WHAT IS BEING ASKED: Locate the word "BizNexus" in the entries below, then gather every line that holds it.

INFORMATION SUPPLIED:

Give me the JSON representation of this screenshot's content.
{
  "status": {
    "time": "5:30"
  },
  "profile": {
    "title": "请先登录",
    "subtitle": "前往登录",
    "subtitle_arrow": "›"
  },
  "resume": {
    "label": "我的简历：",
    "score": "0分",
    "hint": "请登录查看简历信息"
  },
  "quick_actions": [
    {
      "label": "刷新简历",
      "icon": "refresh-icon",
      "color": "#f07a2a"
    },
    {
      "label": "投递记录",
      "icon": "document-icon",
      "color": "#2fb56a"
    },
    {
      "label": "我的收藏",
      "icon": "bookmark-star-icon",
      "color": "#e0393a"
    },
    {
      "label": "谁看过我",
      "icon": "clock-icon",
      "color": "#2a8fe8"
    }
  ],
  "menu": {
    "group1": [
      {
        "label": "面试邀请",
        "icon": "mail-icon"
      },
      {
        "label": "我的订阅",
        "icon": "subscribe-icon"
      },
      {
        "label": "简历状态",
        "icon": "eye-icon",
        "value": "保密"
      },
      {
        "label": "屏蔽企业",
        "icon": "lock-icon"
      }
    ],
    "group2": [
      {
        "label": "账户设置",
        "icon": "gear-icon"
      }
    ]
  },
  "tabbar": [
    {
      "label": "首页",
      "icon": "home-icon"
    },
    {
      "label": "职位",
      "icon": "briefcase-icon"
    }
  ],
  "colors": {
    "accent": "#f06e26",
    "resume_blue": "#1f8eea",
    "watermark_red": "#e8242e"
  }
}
--
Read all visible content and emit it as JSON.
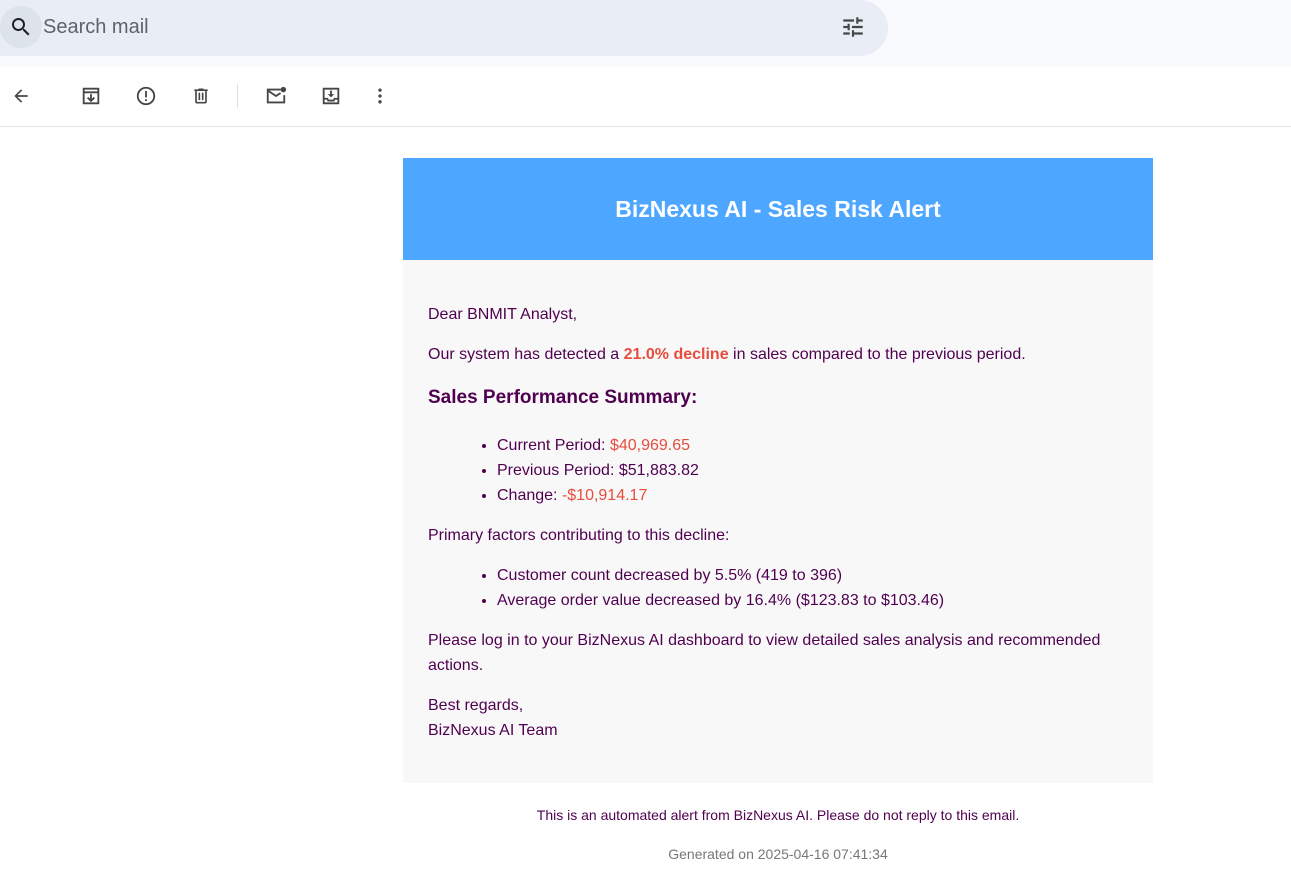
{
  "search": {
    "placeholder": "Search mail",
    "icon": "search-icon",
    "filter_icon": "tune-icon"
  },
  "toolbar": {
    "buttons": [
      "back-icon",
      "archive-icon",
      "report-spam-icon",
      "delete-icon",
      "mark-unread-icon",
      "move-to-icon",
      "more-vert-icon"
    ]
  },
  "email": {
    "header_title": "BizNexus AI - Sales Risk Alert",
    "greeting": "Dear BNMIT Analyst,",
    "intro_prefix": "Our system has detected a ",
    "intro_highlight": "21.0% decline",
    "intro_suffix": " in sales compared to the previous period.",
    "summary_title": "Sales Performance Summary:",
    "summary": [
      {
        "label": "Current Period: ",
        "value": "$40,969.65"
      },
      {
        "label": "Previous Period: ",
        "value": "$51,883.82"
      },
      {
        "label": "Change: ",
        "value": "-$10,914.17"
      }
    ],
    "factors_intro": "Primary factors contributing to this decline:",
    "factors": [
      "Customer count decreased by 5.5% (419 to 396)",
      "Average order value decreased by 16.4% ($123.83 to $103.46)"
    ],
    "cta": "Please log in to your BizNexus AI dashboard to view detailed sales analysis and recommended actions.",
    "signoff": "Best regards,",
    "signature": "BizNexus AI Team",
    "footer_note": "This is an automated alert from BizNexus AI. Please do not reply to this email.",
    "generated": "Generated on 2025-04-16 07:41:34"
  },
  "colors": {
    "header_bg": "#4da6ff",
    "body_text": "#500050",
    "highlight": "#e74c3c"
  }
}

RESULT:
    "header_title": "BizNexus AI - Sales Risk Alert",
    "cta": "Please log in to your BizNexus AI dashboard to view detailed sales analysis and recommended actions.",
    "signature": "BizNexus AI Team",
    "footer_note": "This is an automated alert from BizNexus AI. Please do not reply to this email.",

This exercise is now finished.